- _Task statement_: Answer with nothing but a number: how many lines include the word "alles"?

- _Input data_:
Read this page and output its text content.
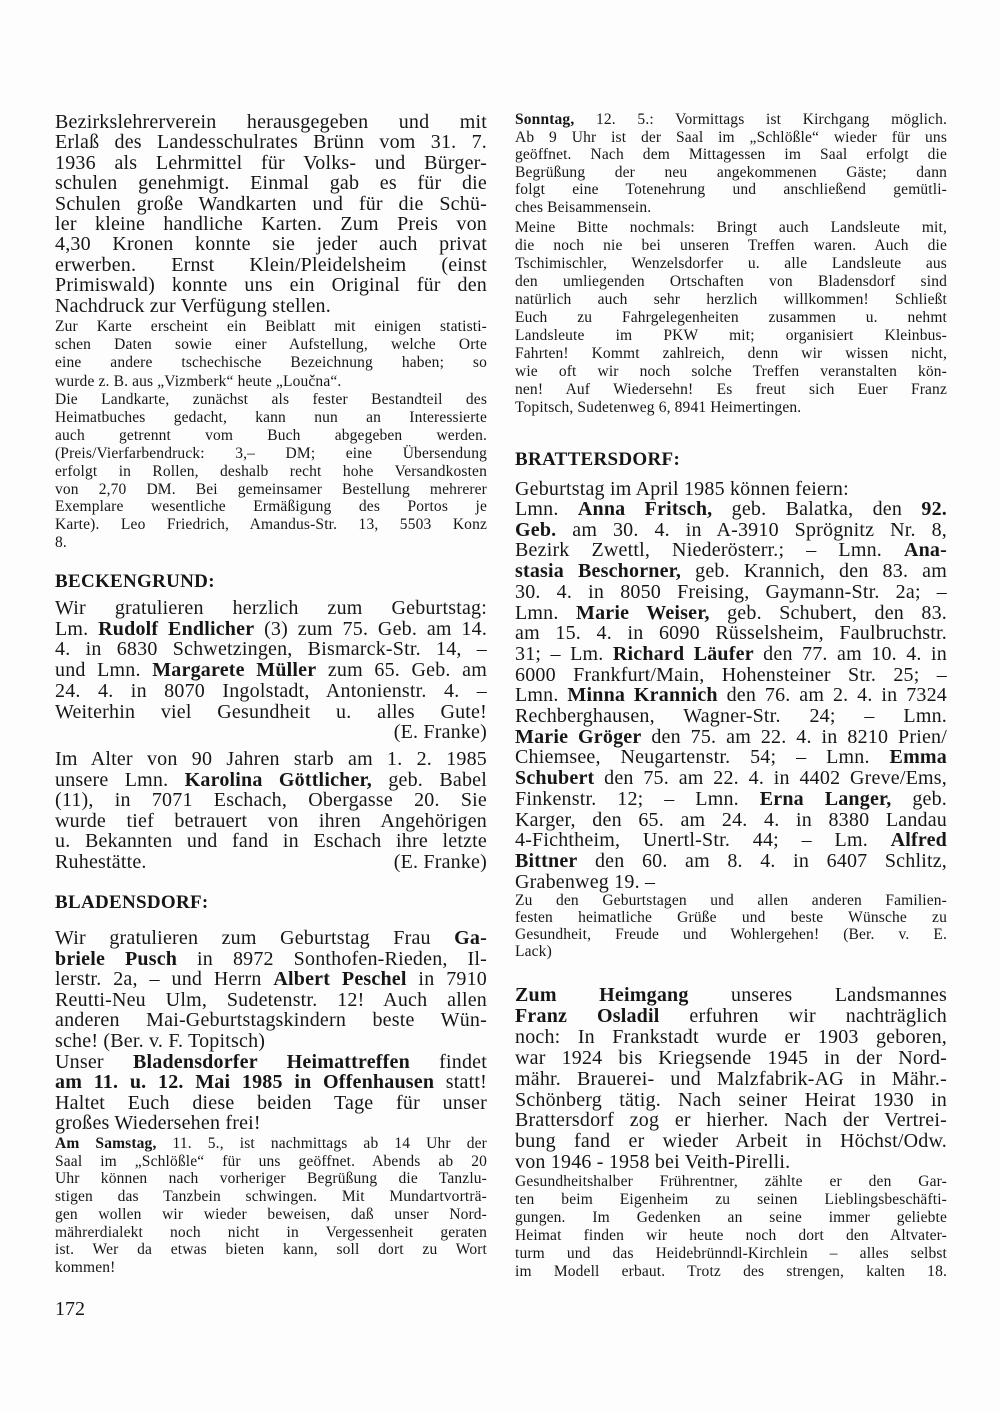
Bezirkslehrerverein herausgegeben und mit
Erlaß des Landesschulrates Brünn vom 31. 7.
1936 als Lehrmittel für Volks- und Bürger-
schulen genehmigt. Einmal gab es für die
Schulen große Wandkarten und für die Schü-
ler kleine handliche Karten. Zum Preis von
4,30 Kronen konnte sie jeder auch privat
erwerben. Ernst Klein/Pleidelsheim (einst
Primiswald) konnte uns ein Original für den
Nachdruck zur Verfügung stellen.
Zur Karte erscheint ein Beiblatt mit einigen statisti-
schen Daten sowie einer Aufstellung, welche Orte
eine andere tschechische Bezeichnung haben; so
wurde z. B. aus „Vizmberk“ heute „Loučna“.
Die Landkarte, zunächst als fester Bestandteil des
Heimatbuches gedacht, kann nun an Interessierte
auch getrennt vom Buch abgegeben werden.
(Preis/Vierfarbendruck: 3,– DM; eine Übersendung
erfolgt in Rollen, deshalb recht hohe Versandkosten
von 2,70 DM. Bei gemeinsamer Bestellung mehrerer
Exemplare wesentliche Ermäßigung des Portos je
Karte). Leo Friedrich, Amandus-Str. 13, 5503 Konz
8.
BECKENGRUND:
Wir gratulieren herzlich zum Geburtstag:
Lm. Rudolf Endlicher (3) zum 75. Geb. am 14.
4. in 6830 Schwetzingen, Bismarck-Str. 14, –
und Lmn. Margarete Müller zum 65. Geb. am
24. 4. in 8070 Ingolstadt, Antonienstr. 4. –
Weiterhin viel Gesundheit u. alles Gute!
(E. Franke)
Im Alter von 90 Jahren starb am 1. 2. 1985
unsere Lmn. Karolina Göttlicher, geb. Babel
(11), in 7071 Eschach, Obergasse 20. Sie
wurde tief betrauert von ihren Angehörigen
u. Bekannten und fand in Eschach ihre letzte
Ruhestätte.	(E. Franke)
BLADENSDORF:
Wir gratulieren zum Geburtstag Frau Ga-
briele Pusch in 8972 Sonthofen-Rieden, Il-
lerstr. 2a, – und Herrn Albert Peschel in 7910
Reutti-Neu Ulm, Sudetenstr. 12! Auch allen
anderen Mai-Geburtstagskindern beste Wün-
sche! (Ber. v. F. Topitsch)
Unser Bladensdorfer Heimattreffen findet
am 11. u. 12. Mai 1985 in Offenhausen statt!
Haltet Euch diese beiden Tage für unser
großes Wiedersehen frei!
Am Samstag, 11. 5., ist nachmittags ab 14 Uhr der
Saal im „Schlößle“ für uns geöffnet. Abends ab 20
Uhr können nach vorheriger Begrüßung die Tanzlu-
stigen das Tanzbein schwingen. Mit Mundartvorträ-
gen wollen wir wieder beweisen, daß unser Nord-
mährerdialekt noch nicht in Vergessenheit geraten
ist. Wer da etwas bieten kann, soll dort zu Wort
kommen!
Sonntag, 12. 5.: Vormittags ist Kirchgang möglich.
Ab 9 Uhr ist der Saal im „Schlößle“ wieder für uns
geöffnet. Nach dem Mittagessen im Saal erfolgt die
Begrüßung der neu angekommenen Gäste; dann
folgt eine Totenehrung und anschließend gemütli-
ches Beisammensein.
Meine Bitte nochmals: Bringt auch Landsleute mit,
die noch nie bei unseren Treffen waren. Auch die
Tschimischler, Wenzelsdorfer u. alle Landsleute aus
den umliegenden Ortschaften von Bladensdorf sind
natürlich auch sehr herzlich willkommen! Schließt
Euch zu Fahrgelegenheiten zusammen u. nehmt
Landsleute im PKW mit; organisiert Kleinbus-
Fahrten! Kommt zahlreich, denn wir wissen nicht,
wie oft wir noch solche Treffen veranstalten kön-
nen! Auf Wiedersehn! Es freut sich Euer Franz
Topitsch, Sudetenweg 6, 8941 Heimertingen.
BRATTERSDORF:
Geburtstag im April 1985 können feiern:
Lmn. Anna Fritsch, geb. Balatka, den 92.
Geb. am 30. 4. in A-3910 Sprögnitz Nr. 8,
Bezirk Zwettl, Niederösterr.; – Lmn. Ana-
stasia Beschorner, geb. Krannich, den 83. am
30. 4. in 8050 Freising, Gaymann-Str. 2a; –
Lmn. Marie Weiser, geb. Schubert, den 83.
am 15. 4. in 6090 Rüsselsheim, Faulbruchstr.
31; – Lm. Richard Läufer den 77. am 10. 4. in
6000 Frankfurt/Main, Hohensteiner Str. 25; –
Lmn. Minna Krannich den 76. am 2. 4. in 7324
Rechberghausen, Wagner-Str. 24; – Lmn.
Marie Gröger den 75. am 22. 4. in 8210 Prien/
Chiemsee, Neugartenstr. 54; – Lmn. Emma
Schubert den 75. am 22. 4. in 4402 Greve/Ems,
Finkenstr. 12; – Lmn. Erna Langer, geb.
Karger, den 65. am 24. 4. in 8380 Landau
4-Fichtheim, Unertl-Str. 44; – Lm. Alfred
Bittner den 60. am 8. 4. in 6407 Schlitz,
Grabenweg 19. –
Zu den Geburtstagen und allen anderen Familien-
festen heimatliche Grüße und beste Wünsche zu
Gesundheit, Freude und Wohlergehen! (Ber. v. E.
Lack)
Zum Heimgang unseres Landsmannes
Franz Osladil erfuhren wir nachträglich
noch: In Frankstadt wurde er 1903 geboren,
war 1924 bis Kriegsende 1945 in der Nord-
mähr. Brauerei- und Malzfabrik-AG in Mähr.-
Schönberg tätig. Nach seiner Heirat 1930 in
Brattersdorf zog er hierher. Nach der Vertrei-
bung fand er wieder Arbeit in Höchst/Odw.
von 1946 - 1958 bei Veith-Pirelli.
Gesundheitshalber Frührentner, zählte er den Gar-
ten beim Eigenheim zu seinen Lieblingsbeschäfti-
gungen. Im Gedenken an seine immer geliebte
Heimat finden wir heute noch dort den Altvater-
turm und das Heidebrünndl-Kirchlein – alles selbst
im Modell erbaut. Trotz des strengen, kalten 18.
172
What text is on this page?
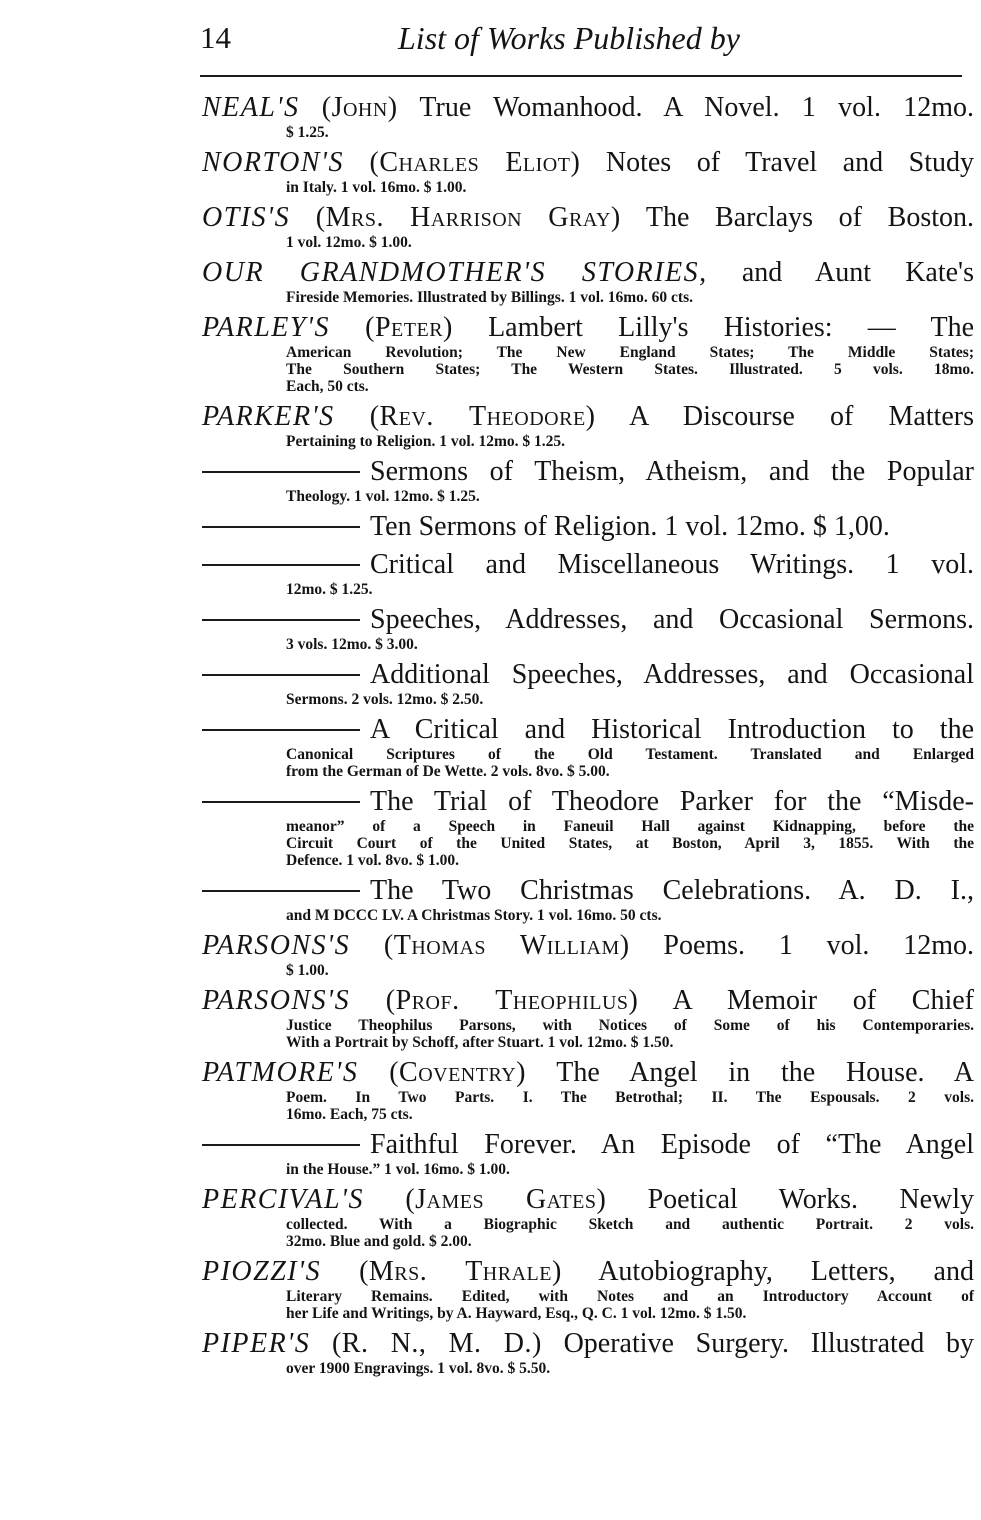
14	List of Works Published by
NEAL'S (John) True Womanhood. A Novel. 1 vol. 12mo.
$ 1.25.
NORTON'S (Charles Eliot) Notes of Travel and Study
in Italy. 1 vol. 16mo. $ 1.00.
OTIS'S (Mrs. Harrison Gray) The Barclays of Boston.
1 vol. 12mo. $ 1.00.
OUR GRANDMOTHER'S STORIES, and Aunt Kate's
Fireside Memories. Illustrated by Billings. 1 vol. 16mo. 60 cts.
PARLEY'S (Peter) Lambert Lilly's Histories: — The
American Revolution; The New England States; The Middle States;
The Southern States; The Western States. Illustrated. 5 vols. 18mo.
Each, 50 cts.
PARKER'S (Rev. Theodore) A Discourse of Matters
Pertaining to Religion. 1 vol. 12mo. $ 1.25.
Sermons of Theism, Atheism, and the Popular
Theology. 1 vol. 12mo. $ 1.25.
Ten Sermons of Religion. 1 vol. 12mo. $ 1,00.
Critical and Miscellaneous Writings. 1 vol.
12mo. $ 1.25.
Speeches, Addresses, and Occasional Sermons.
3 vols. 12mo. $ 3.00.
Additional Speeches, Addresses, and Occasional
Sermons. 2 vols. 12mo. $ 2.50.
A Critical and Historical Introduction to the
Canonical Scriptures of the Old Testament. Translated and Enlarged
from the German of De Wette. 2 vols. 8vo. $ 5.00.
The Trial of Theodore Parker for the “Misde-
meanor” of a Speech in Faneuil Hall against Kidnapping, before the
Circuit Court of the United States, at Boston, April 3, 1855. With the
Defence. 1 vol. 8vo. $ 1.00.
The Two Christmas Celebrations. A. D. I.,
and M DCCC LV. A Christmas Story. 1 vol. 16mo. 50 cts.
PARSONS'S (Thomas William) Poems. 1 vol. 12mo.
$ 1.00.
PARSONS'S (Prof. Theophilus) A Memoir of Chief
Justice Theophilus Parsons, with Notices of Some of his Contemporaries.
With a Portrait by Schoff, after Stuart. 1 vol. 12mo. $ 1.50.
PATMORE'S (Coventry) The Angel in the House. A
Poem. In Two Parts. I. The Betrothal; II. The Espousals. 2 vols.
16mo. Each, 75 cts.
Faithful Forever. An Episode of “The Angel
in the House.” 1 vol. 16mo. $ 1.00.
PERCIVAL'S (James Gates) Poetical Works. Newly
collected. With a Biographic Sketch and authentic Portrait. 2 vols.
32mo. Blue and gold. $ 2.00.
PIOZZI'S (Mrs. Thrale) Autobiography, Letters, and
Literary Remains. Edited, with Notes and an Introductory Account of
her Life and Writings, by A. Hayward, Esq., Q. C. 1 vol. 12mo. $ 1.50.
PIPER'S (R. N., M. D.) Operative Surgery. Illustrated by
over 1900 Engravings. 1 vol. 8vo. $ 5.50.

- _Task output_: 2